START

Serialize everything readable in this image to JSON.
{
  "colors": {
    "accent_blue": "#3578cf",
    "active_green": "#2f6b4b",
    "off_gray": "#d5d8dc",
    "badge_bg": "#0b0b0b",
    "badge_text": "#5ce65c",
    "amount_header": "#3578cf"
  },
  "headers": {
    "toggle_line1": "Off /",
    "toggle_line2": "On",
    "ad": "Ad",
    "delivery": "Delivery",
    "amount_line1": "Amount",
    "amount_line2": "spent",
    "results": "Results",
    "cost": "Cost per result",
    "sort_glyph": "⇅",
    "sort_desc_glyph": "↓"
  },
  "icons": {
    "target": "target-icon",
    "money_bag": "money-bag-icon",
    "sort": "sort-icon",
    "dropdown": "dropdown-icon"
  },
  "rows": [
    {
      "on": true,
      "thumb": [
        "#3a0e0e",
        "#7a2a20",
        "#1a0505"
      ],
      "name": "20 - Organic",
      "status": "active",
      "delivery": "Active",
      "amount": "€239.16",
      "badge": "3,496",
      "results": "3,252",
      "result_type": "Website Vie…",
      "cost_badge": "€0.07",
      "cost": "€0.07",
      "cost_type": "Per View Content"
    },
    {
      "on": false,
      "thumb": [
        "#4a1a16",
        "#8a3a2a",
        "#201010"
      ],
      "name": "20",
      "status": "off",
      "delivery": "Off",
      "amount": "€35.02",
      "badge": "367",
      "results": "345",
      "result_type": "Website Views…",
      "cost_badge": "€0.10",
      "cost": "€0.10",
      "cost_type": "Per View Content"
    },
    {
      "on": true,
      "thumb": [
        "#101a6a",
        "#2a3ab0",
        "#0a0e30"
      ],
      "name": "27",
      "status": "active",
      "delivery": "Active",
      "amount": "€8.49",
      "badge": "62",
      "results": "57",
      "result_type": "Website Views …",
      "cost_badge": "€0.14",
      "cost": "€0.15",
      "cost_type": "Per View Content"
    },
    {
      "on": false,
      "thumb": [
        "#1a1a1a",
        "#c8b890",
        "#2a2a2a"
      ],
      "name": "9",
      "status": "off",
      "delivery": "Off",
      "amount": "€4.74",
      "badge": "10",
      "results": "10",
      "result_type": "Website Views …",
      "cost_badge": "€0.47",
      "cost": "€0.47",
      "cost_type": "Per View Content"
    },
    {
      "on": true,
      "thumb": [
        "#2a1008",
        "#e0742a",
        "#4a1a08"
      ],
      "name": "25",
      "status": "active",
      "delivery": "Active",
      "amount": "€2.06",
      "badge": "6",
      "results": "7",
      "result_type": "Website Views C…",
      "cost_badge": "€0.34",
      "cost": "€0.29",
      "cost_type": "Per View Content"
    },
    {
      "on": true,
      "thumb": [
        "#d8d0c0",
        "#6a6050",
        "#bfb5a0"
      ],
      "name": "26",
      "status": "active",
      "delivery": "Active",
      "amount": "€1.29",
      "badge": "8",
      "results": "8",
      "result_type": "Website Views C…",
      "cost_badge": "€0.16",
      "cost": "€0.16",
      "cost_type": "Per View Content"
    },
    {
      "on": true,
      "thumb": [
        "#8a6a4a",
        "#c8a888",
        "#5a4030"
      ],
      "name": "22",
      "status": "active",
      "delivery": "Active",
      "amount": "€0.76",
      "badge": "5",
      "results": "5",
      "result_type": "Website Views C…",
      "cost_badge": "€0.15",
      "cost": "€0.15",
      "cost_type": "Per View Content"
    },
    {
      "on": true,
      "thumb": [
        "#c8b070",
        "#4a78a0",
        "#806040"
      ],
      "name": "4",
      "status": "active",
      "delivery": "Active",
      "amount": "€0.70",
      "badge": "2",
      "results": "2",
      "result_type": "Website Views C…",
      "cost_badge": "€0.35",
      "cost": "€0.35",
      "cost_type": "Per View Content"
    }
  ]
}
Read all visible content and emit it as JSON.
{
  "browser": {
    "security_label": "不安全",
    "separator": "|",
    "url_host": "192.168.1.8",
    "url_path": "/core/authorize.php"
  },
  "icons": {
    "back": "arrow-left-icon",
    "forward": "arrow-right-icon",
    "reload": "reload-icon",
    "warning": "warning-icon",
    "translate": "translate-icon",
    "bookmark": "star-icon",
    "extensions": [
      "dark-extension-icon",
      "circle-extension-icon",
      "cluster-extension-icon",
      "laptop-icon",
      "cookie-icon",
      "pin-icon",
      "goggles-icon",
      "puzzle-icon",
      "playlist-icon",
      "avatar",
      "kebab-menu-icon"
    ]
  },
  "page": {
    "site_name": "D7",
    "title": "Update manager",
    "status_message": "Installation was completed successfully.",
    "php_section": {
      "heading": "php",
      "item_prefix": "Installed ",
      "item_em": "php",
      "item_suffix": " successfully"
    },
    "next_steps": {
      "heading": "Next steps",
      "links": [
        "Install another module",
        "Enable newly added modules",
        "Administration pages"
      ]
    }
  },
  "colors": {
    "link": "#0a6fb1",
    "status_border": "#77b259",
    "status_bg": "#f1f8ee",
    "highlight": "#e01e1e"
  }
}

END

§ WRITTEN EXERCISE: Lines that include the word "JSON" are to be extracted from the data above.

§ SOLVED PROBLEM:
Serialize everything readable in this image to JSON.
Read all visible content and emit it as JSON.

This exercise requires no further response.